Items from a dataset:
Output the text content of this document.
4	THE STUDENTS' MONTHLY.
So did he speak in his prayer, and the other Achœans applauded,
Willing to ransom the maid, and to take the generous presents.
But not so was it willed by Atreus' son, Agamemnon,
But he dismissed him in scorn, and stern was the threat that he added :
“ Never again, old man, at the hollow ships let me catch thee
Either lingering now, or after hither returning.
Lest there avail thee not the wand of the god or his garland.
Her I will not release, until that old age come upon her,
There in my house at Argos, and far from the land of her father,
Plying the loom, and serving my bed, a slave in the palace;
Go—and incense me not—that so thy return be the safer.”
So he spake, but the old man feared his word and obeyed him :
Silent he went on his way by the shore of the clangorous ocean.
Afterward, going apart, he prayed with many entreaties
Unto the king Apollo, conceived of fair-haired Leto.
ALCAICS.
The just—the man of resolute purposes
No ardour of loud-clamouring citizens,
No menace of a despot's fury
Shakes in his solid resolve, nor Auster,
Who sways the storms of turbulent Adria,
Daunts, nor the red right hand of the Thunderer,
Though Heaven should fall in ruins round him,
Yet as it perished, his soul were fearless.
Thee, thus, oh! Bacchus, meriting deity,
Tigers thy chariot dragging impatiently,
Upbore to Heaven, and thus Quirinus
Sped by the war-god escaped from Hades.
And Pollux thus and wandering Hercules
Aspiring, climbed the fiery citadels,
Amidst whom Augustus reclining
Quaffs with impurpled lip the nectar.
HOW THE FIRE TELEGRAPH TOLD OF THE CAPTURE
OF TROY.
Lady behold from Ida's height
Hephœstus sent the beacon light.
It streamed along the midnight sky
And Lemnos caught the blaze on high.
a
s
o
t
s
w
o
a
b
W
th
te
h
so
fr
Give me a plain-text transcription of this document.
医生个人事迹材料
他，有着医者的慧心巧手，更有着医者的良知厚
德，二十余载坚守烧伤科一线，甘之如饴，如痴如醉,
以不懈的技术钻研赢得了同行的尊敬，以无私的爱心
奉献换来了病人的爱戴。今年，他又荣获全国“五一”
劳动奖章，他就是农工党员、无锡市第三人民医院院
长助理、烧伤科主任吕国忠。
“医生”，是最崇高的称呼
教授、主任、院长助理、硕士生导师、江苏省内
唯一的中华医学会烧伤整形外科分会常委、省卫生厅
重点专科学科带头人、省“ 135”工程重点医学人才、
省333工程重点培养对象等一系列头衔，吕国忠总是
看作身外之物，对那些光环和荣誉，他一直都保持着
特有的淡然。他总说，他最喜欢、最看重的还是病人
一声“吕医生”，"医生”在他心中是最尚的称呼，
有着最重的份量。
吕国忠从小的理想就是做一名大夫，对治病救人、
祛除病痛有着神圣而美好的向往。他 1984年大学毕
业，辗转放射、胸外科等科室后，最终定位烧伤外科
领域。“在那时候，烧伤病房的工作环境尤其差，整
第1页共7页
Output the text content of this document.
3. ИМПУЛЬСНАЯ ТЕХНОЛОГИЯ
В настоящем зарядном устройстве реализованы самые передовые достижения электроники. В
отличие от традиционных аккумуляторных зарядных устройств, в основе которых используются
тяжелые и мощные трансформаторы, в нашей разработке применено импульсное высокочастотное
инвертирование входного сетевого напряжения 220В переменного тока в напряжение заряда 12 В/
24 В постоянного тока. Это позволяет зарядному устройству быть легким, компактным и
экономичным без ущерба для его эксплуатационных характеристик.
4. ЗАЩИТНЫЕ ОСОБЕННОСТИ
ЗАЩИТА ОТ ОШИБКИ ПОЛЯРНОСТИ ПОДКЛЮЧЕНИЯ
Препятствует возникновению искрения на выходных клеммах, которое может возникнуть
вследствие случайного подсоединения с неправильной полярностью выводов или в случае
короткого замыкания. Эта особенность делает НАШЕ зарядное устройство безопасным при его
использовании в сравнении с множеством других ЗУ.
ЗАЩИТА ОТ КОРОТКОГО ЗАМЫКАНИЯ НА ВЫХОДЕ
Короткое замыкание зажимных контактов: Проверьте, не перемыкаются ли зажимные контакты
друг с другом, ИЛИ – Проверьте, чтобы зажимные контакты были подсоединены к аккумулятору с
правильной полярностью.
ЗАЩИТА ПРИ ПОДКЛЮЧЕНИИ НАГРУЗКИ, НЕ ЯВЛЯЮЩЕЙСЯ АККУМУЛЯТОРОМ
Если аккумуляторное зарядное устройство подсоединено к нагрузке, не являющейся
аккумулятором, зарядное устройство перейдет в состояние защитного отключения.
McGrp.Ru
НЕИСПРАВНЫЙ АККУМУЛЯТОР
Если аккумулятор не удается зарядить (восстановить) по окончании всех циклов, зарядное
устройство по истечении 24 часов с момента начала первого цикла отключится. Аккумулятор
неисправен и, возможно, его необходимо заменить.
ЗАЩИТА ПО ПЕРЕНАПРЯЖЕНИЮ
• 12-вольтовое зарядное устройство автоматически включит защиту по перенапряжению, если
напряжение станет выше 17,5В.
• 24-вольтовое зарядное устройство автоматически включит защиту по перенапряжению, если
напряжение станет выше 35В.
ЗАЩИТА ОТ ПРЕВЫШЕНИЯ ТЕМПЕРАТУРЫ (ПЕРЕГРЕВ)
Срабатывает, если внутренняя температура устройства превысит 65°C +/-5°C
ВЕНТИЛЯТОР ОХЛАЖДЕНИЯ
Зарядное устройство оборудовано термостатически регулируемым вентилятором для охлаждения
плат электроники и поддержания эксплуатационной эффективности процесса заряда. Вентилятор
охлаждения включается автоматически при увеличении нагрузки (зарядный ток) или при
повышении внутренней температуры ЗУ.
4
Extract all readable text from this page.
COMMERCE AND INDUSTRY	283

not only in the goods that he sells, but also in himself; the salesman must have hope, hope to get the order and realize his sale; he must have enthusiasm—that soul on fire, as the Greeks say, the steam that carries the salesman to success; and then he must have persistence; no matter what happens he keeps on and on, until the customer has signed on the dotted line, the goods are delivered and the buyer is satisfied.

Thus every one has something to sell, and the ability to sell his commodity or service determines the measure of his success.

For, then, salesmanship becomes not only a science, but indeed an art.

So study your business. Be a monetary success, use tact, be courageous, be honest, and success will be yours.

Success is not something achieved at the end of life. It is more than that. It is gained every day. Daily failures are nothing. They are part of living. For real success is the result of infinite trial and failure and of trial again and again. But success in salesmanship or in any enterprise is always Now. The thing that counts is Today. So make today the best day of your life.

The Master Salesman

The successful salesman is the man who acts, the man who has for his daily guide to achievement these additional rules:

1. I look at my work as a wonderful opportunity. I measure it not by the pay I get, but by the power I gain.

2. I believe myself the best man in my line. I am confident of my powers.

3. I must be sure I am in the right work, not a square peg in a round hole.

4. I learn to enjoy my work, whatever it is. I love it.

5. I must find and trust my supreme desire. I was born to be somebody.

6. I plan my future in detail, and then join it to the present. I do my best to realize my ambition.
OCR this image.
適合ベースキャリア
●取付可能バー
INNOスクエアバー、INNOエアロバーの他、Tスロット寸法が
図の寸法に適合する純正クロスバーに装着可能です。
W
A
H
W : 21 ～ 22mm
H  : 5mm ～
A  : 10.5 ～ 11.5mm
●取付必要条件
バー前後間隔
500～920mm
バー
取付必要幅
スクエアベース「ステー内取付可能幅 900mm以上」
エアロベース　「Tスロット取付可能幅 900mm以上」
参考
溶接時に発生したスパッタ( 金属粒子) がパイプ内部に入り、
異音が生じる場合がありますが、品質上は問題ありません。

To be done
Extract the entries above verbatim.

Expected output
Output the text content of this document.
4	THE STUDENTS' MONTHLY.
So did he speak in his prayer, and the other Achœans applauded,
Willing to ransom the maid, and to take the generous presents.
But not so was it willed by Atreus' son, Agamemnon,
But he dismissed him in scorn, and stern was the threat that he added :
“ Never again, old man, at the hollow ships let me catch thee
Either lingering now, or after hither returning.
Lest there avail thee not the wand of the god or his garland.
Her I will not release, until that old age come upon her,
There in my house at Argos, and far from the land of her father,
Plying the loom, and serving my bed, a slave in the palace;
Go—and incense me not—that so thy return be the safer.”
So he spake, but the old man feared his word and obeyed him :
Silent he went on his way by the shore of the clangorous ocean.
Afterward, going apart, he prayed with many entreaties
Unto the king Apollo, conceived of fair-haired Leto.
ALCAICS.
The just—the man of resolute purposes
No ardour of loud-clamouring citizens,
No menace of a despot's fury
Shakes in his solid resolve, nor Auster,
Who sways the storms of turbulent Adria,
Daunts, nor the red right hand of the Thunderer,
Though Heaven should fall in ruins round him,
Yet as it perished, his soul were fearless.
Thee, thus, oh! Bacchus, meriting deity,
Tigers thy chariot dragging impatiently,
Upbore to Heaven, and thus Quirinus
Sped by the war-god escaped from Hades.
And Pollux thus and wandering Hercules
Aspiring, climbed the fiery citadels,
Amidst whom Augustus reclining
Quaffs with impurpled lip the nectar.
HOW THE FIRE TELEGRAPH TOLD OF THE CAPTURE
OF TROY.
Lady behold from Ida's height
Hephœstus sent the beacon light.
It streamed along the midnight sky
And Lemnos caught the blaze on high.
a
s
o
t
s
w
o
a
b
W
th
te
h
so
fr
Give me a plain-text transcription of this document.
医生个人事迹材料
他，有着医者的慧心巧手，更有着医者的良知厚
德，二十余载坚守烧伤科一线，甘之如饴，如痴如醉,
以不懈的技术钻研赢得了同行的尊敬，以无私的爱心
奉献换来了病人的爱戴。今年，他又荣获全国“五一”
劳动奖章，他就是农工党员、无锡市第三人民医院院
长助理、烧伤科主任吕国忠。
“医生”，是最崇高的称呼
教授、主任、院长助理、硕士生导师、江苏省内
唯一的中华医学会烧伤整形外科分会常委、省卫生厅
重点专科学科带头人、省“ 135”工程重点医学人才、
省333工程重点培养对象等一系列头衔，吕国忠总是
看作身外之物，对那些光环和荣誉，他一直都保持着
特有的淡然。他总说，他最喜欢、最看重的还是病人
一声“吕医生”，"医生”在他心中是最尚的称呼，
有着最重的份量。
吕国忠从小的理想就是做一名大夫，对治病救人、
祛除病痛有着神圣而美好的向往。他 1984年大学毕
业，辗转放射、胸外科等科室后，最终定位烧伤外科
领域。“在那时候，烧伤病房的工作环境尤其差，整
第1页共7页
Output the text content of this document.
3. ИМПУЛЬСНАЯ ТЕХНОЛОГИЯ
В настоящем зарядном устройстве реализованы самые передовые достижения электроники. В
отличие от традиционных аккумуляторных зарядных устройств, в основе которых используются
тяжелые и мощные трансформаторы, в нашей разработке применено импульсное высокочастотное
инвертирование входного сетевого напряжения 220В переменного тока в напряжение заряда 12 В/
24 В постоянного тока. Это позволяет зарядному устройству быть легким, компактным и
экономичным без ущерба для его эксплуатационных характеристик.
4. ЗАЩИТНЫЕ ОСОБЕННОСТИ
ЗАЩИТА ОТ ОШИБКИ ПОЛЯРНОСТИ ПОДКЛЮЧЕНИЯ
Препятствует возникновению искрения на выходных клеммах, которое может возникнуть
вследствие случайного подсоединения с неправильной полярностью выводов или в случае
короткого замыкания. Эта особенность делает НАШЕ зарядное устройство безопасным при его
использовании в сравнении с множеством других ЗУ.
ЗАЩИТА ОТ КОРОТКОГО ЗАМЫКАНИЯ НА ВЫХОДЕ
Короткое замыкание зажимных контактов: Проверьте, не перемыкаются ли зажимные контакты
друг с другом, ИЛИ – Проверьте, чтобы зажимные контакты были подсоединены к аккумулятору с
правильной полярностью.
ЗАЩИТА ПРИ ПОДКЛЮЧЕНИИ НАГРУЗКИ, НЕ ЯВЛЯЮЩЕЙСЯ АККУМУЛЯТОРОМ
Если аккумуляторное зарядное устройство подсоединено к нагрузке, не являющейся
аккумулятором, зарядное устройство перейдет в состояние защитного отключения.
McGrp.Ru
НЕИСПРАВНЫЙ АККУМУЛЯТОР
Если аккумулятор не удается зарядить (восстановить) по окончании всех циклов, зарядное
устройство по истечении 24 часов с момента начала первого цикла отключится. Аккумулятор
неисправен и, возможно, его необходимо заменить.
ЗАЩИТА ПО ПЕРЕНАПРЯЖЕНИЮ
• 12-вольтовое зарядное устройство автоматически включит защиту по перенапряжению, если
напряжение станет выше 17,5В.
• 24-вольтовое зарядное устройство автоматически включит защиту по перенапряжению, если
напряжение станет выше 35В.
ЗАЩИТА ОТ ПРЕВЫШЕНИЯ ТЕМПЕРАТУРЫ (ПЕРЕГРЕВ)
Срабатывает, если внутренняя температура устройства превысит 65°C +/-5°C
ВЕНТИЛЯТОР ОХЛАЖДЕНИЯ
Зарядное устройство оборудовано термостатически регулируемым вентилятором для охлаждения
плат электроники и поддержания эксплуатационной эффективности процесса заряда. Вентилятор
охлаждения включается автоматически при увеличении нагрузки (зарядный ток) или при
повышении внутренней температуры ЗУ.
4
Extract all readable text from this page.
COMMERCE AND INDUSTRY	283

not only in the goods that he sells, but also in himself; the salesman must have hope, hope to get the order and realize his sale; he must have enthusiasm—that soul on fire, as the Greeks say, the steam that carries the salesman to success; and then he must have persistence; no matter what happens he keeps on and on, until the customer has signed on the dotted line, the goods are delivered and the buyer is satisfied.

Thus every one has something to sell, and the ability to sell his commodity or service determines the measure of his success.

For, then, salesmanship becomes not only a science, but indeed an art.

So study your business. Be a monetary success, use tact, be courageous, be honest, and success will be yours.

Success is not something achieved at the end of life. It is more than that. It is gained every day. Daily failures are nothing. They are part of living. For real success is the result of infinite trial and failure and of trial again and again. But success in salesmanship or in any enterprise is always Now. The thing that counts is Today. So make today the best day of your life.

The Master Salesman

The successful salesman is the man who acts, the man who has for his daily guide to achievement these additional rules:

1. I look at my work as a wonderful opportunity. I measure it not by the pay I get, but by the power I gain.

2. I believe myself the best man in my line. I am confident of my powers.

3. I must be sure I am in the right work, not a square peg in a round hole.

4. I learn to enjoy my work, whatever it is. I love it.

5. I must find and trust my supreme desire. I was born to be somebody.

6. I plan my future in detail, and then join it to the present. I do my best to realize my ambition.
OCR this image.
適合ベースキャリア
●取付可能バー
INNOスクエアバー、INNOエアロバーの他、Tスロット寸法が
図の寸法に適合する純正クロスバーに装着可能です。
W
A
H
W : 21 ～ 22mm
H  : 5mm ～
A  : 10.5 ～ 11.5mm
●取付必要条件
バー前後間隔
500～920mm
バー
取付必要幅
スクエアベース「ステー内取付可能幅 900mm以上」
エアロベース　「Tスロット取付可能幅 900mm以上」
参考
溶接時に発生したスパッタ( 金属粒子) がパイプ内部に入り、
異音が生じる場合がありますが、品質上は問題ありません。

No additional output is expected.